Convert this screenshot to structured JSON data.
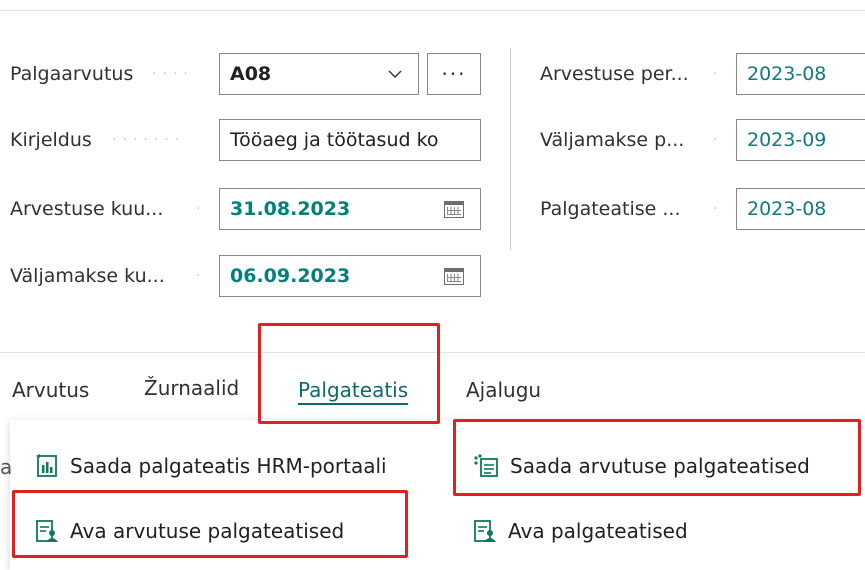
{
  "fields": {
    "payroll": {
      "label": "Palgaarvutus",
      "value": "A08"
    },
    "description": {
      "label": "Kirjeldus",
      "value": "Tööaeg ja töötasud ko"
    },
    "calc_month": {
      "label": "Arvestuse kuu...",
      "value": "31.08.2023"
    },
    "payout_month": {
      "label": "Väljamakse ku...",
      "value": "06.09.2023"
    },
    "calc_period": {
      "label": "Arvestuse per...",
      "value": "2023-08"
    },
    "payout_period": {
      "label": "Väljamakse p...",
      "value": "2023-09"
    },
    "payslip_period": {
      "label": "Palgateatise ...",
      "value": "2023-08"
    }
  },
  "lookup_button": {
    "label": "···"
  },
  "tabs": [
    {
      "label": "Arvutus"
    },
    {
      "label": "Žurnaalid"
    },
    {
      "label": "Palgateatis"
    },
    {
      "label": "Ajalugu"
    }
  ],
  "actions": {
    "send_hrm": "Saada palgateatis HRM-portaali",
    "send_calc_payslips": "Saada arvutuse palgateatised",
    "open_calc_payslips": "Ava arvutuse palgateatised",
    "open_payslips": "Ava palgateatised"
  },
  "edge_letter": "a",
  "colors": {
    "accent": "#00827a",
    "highlight": "#e2201c"
  }
}
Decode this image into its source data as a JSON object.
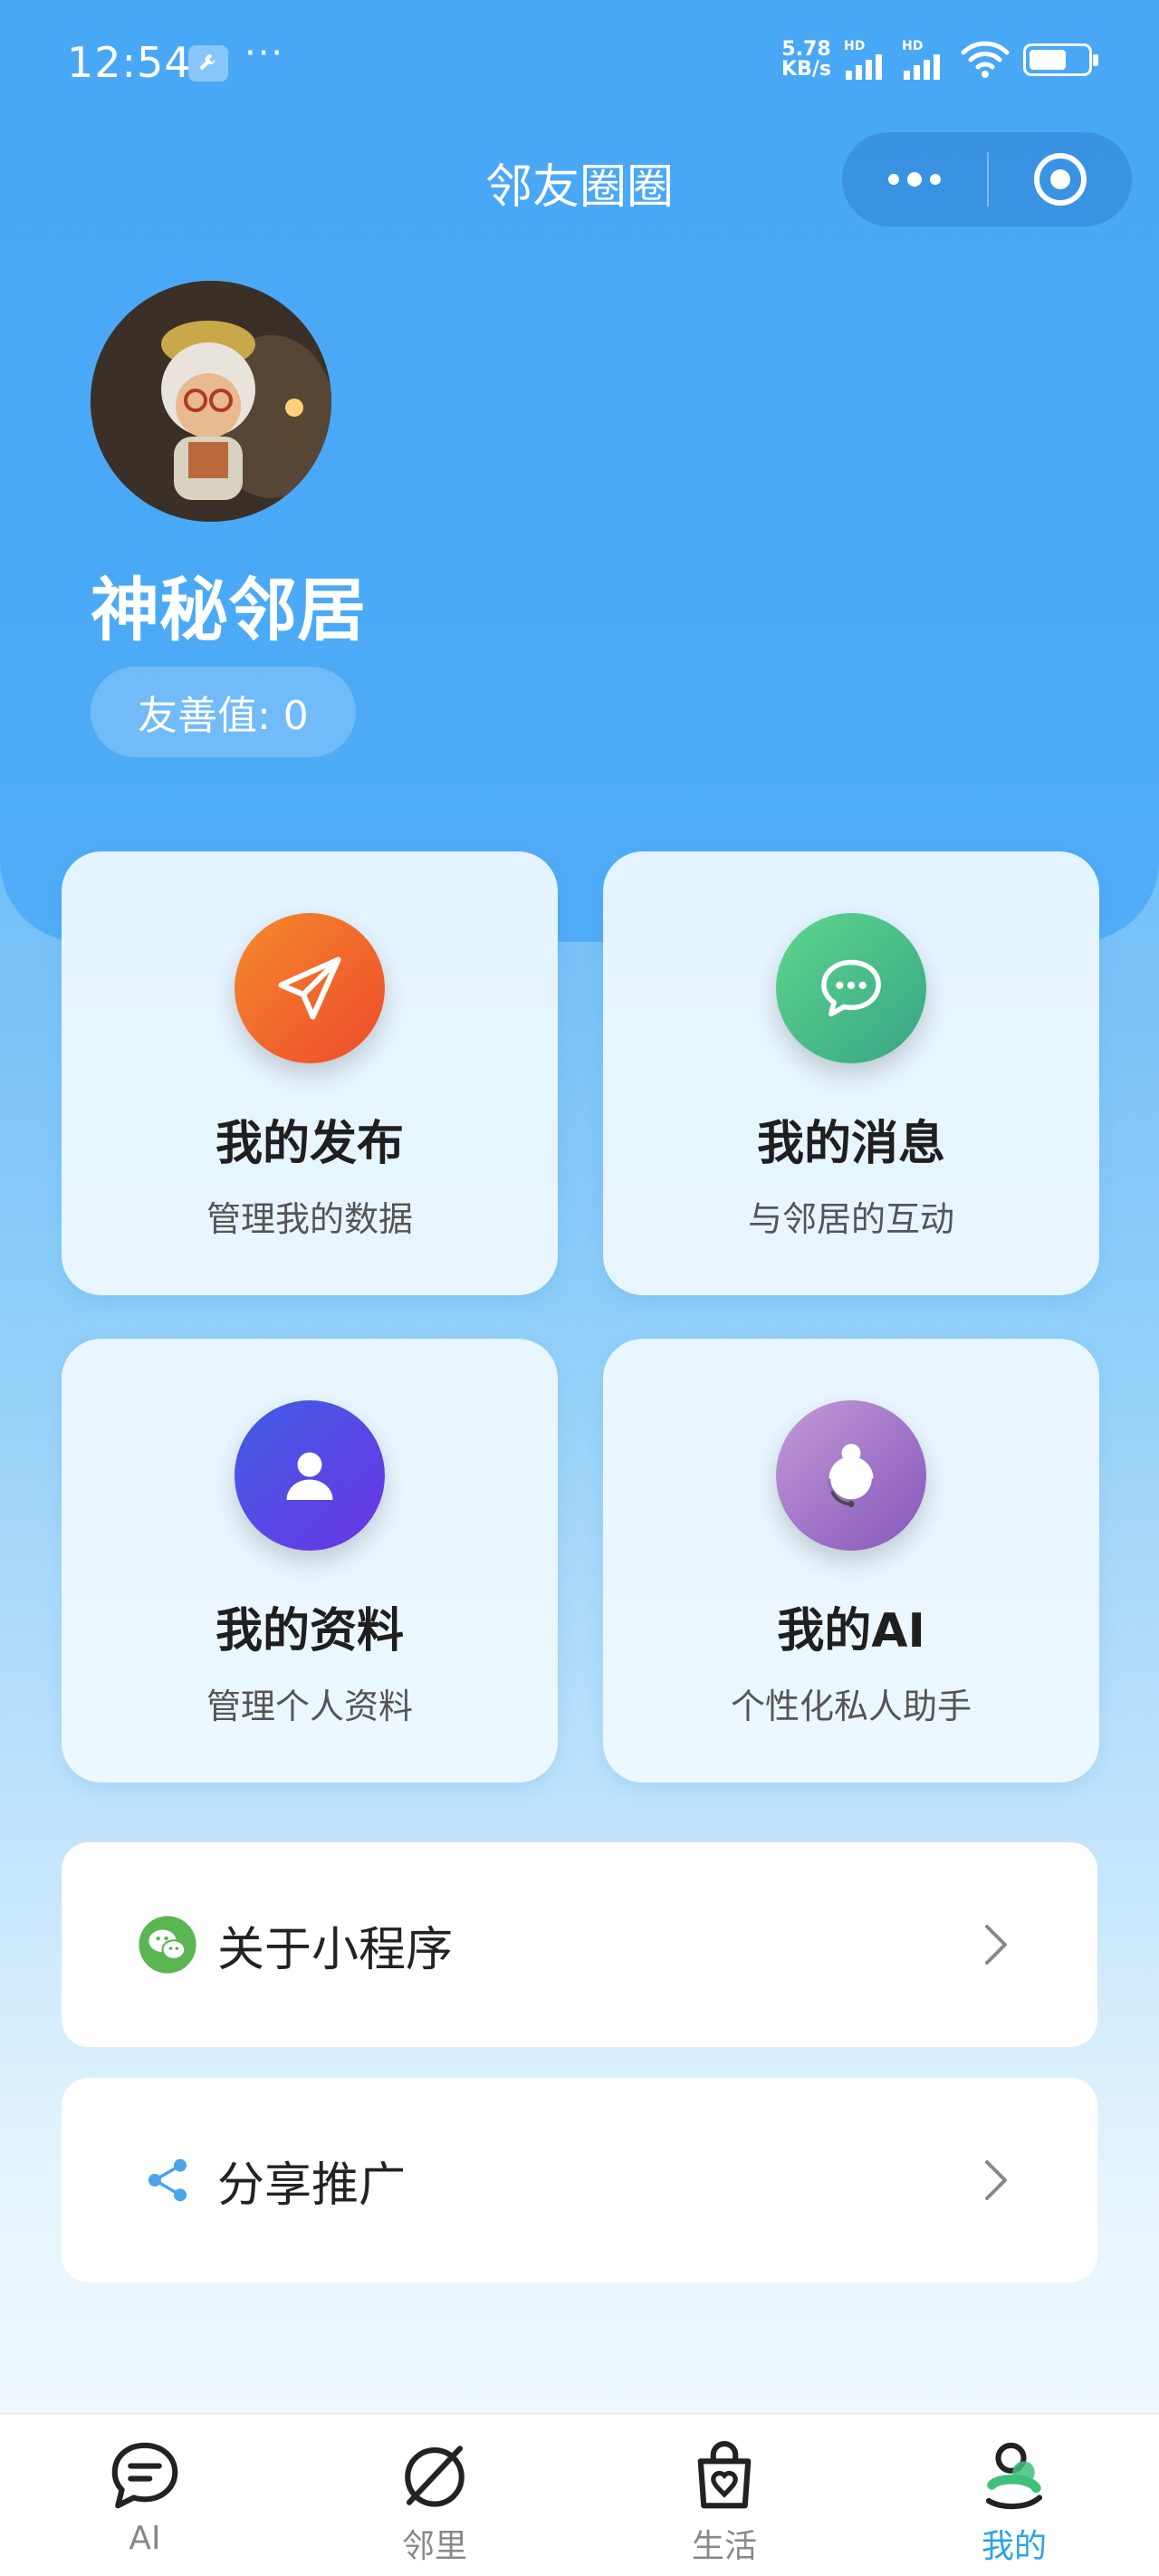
{
  "status_bar": {
    "time": "12:54",
    "dots": "···",
    "net_speed_value": "5.78",
    "net_speed_unit": "KB/s",
    "signal_1_label": "HD",
    "signal_2_label": "HD",
    "battery_level": 0.65
  },
  "nav": {
    "title": "邻友圈圈"
  },
  "profile": {
    "username": "神秘邻居",
    "kindness": "友善值: 0"
  },
  "cards": [
    {
      "title": "我的发布",
      "subtitle": "管理我的数据",
      "icon": "paper-plane-icon",
      "color_from": "#f07a2a",
      "color_to": "#ee4a2c"
    },
    {
      "title": "我的消息",
      "subtitle": "与邻居的互动",
      "icon": "chat-bubble-icon",
      "color_from": "#5bd08a",
      "color_to": "#3aa987"
    },
    {
      "title": "我的资料",
      "subtitle": "管理个人资料",
      "icon": "person-icon",
      "color_from": "#4a52e0",
      "color_to": "#6a3ae6"
    },
    {
      "title": "我的AI",
      "subtitle": "个性化私人助手",
      "icon": "assistant-icon",
      "color_from": "#b488d0",
      "color_to": "#8a5cc0"
    }
  ],
  "list": [
    {
      "label": "关于小程序",
      "icon": "wechat-icon"
    },
    {
      "label": "分享推广",
      "icon": "share-icon"
    }
  ],
  "tabs": [
    {
      "label": "AI",
      "icon": "chat-icon",
      "active": false
    },
    {
      "label": "邻里",
      "icon": "compass-icon",
      "active": false
    },
    {
      "label": "生活",
      "icon": "shopping-bag-icon",
      "active": false
    },
    {
      "label": "我的",
      "icon": "me-icon",
      "active": true
    }
  ],
  "colors": {
    "header": "#49a8f6",
    "tab_active": "#29a3e6",
    "tab_inactive": "#888888"
  }
}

• _What you have to do_: Produce an exact copy of each line of data, skipping embedded images.

• _Result of this exercise_:
Convert this screenshot to structured JSON data.
{
  "fields": {
    "payroll": {
      "label": "Palgaarvutus",
      "value": "A08"
    },
    "description": {
      "label": "Kirjeldus",
      "value": "Tööaeg ja töötasud ko"
    },
    "calc_month": {
      "label": "Arvestuse kuu...",
      "value": "31.08.2023"
    },
    "payout_month": {
      "label": "Väljamakse ku...",
      "value": "06.09.2023"
    },
    "calc_period": {
      "label": "Arvestuse per...",
      "value": "2023-08"
    },
    "payout_period": {
      "label": "Väljamakse p...",
      "value": "2023-09"
    },
    "payslip_period": {
      "label": "Palgateatise ...",
      "value": "2023-08"
    }
  },
  "lookup_button": {
    "label": "···"
  },
  "tabs": [
    {
      "label": "Arvutus"
    },
    {
      "label": "Žurnaalid"
    },
    {
      "label": "Palgateatis"
    },
    {
      "label": "Ajalugu"
    }
  ],
  "actions": {
    "send_hrm": "Saada palgateatis HRM-portaali",
    "send_calc_payslips": "Saada arvutuse palgateatised",
    "open_calc_payslips": "Ava arvutuse palgateatised",
    "open_payslips": "Ava palgateatised"
  },
  "edge_letter": "a",
  "colors": {
    "accent": "#00827a",
    "highlight": "#e2201c"
  }
}
Decode this image into its source data as a JSON object.
{
  "status_bar": {
    "time": "12:54",
    "dots": "···",
    "net_speed_value": "5.78",
    "net_speed_unit": "KB/s",
    "signal_1_label": "HD",
    "signal_2_label": "HD",
    "battery_level": 0.65
  },
  "nav": {
    "title": "邻友圈圈"
  },
  "profile": {
    "username": "神秘邻居",
    "kindness": "友善值: 0"
  },
  "cards": [
    {
      "title": "我的发布",
      "subtitle": "管理我的数据",
      "icon": "paper-plane-icon",
      "color_from": "#f07a2a",
      "color_to": "#ee4a2c"
    },
    {
      "title": "我的消息",
      "subtitle": "与邻居的互动",
      "icon": "chat-bubble-icon",
      "color_from": "#5bd08a",
      "color_to": "#3aa987"
    },
    {
      "title": "我的资料",
      "subtitle": "管理个人资料",
      "icon": "person-icon",
      "color_from": "#4a52e0",
      "color_to": "#6a3ae6"
    },
    {
      "title": "我的AI",
      "subtitle": "个性化私人助手",
      "icon": "assistant-icon",
      "color_from": "#b488d0",
      "color_to": "#8a5cc0"
    }
  ],
  "list": [
    {
      "label": "关于小程序",
      "icon": "wechat-icon"
    },
    {
      "label": "分享推广",
      "icon": "share-icon"
    }
  ],
  "tabs": [
    {
      "label": "AI",
      "icon": "chat-icon",
      "active": false
    },
    {
      "label": "邻里",
      "icon": "compass-icon",
      "active": false
    },
    {
      "label": "生活",
      "icon": "shopping-bag-icon",
      "active": false
    },
    {
      "label": "我的",
      "icon": "me-icon",
      "active": true
    }
  ],
  "colors": {
    "header": "#49a8f6",
    "tab_active": "#29a3e6",
    "tab_inactive": "#888888"
  }
}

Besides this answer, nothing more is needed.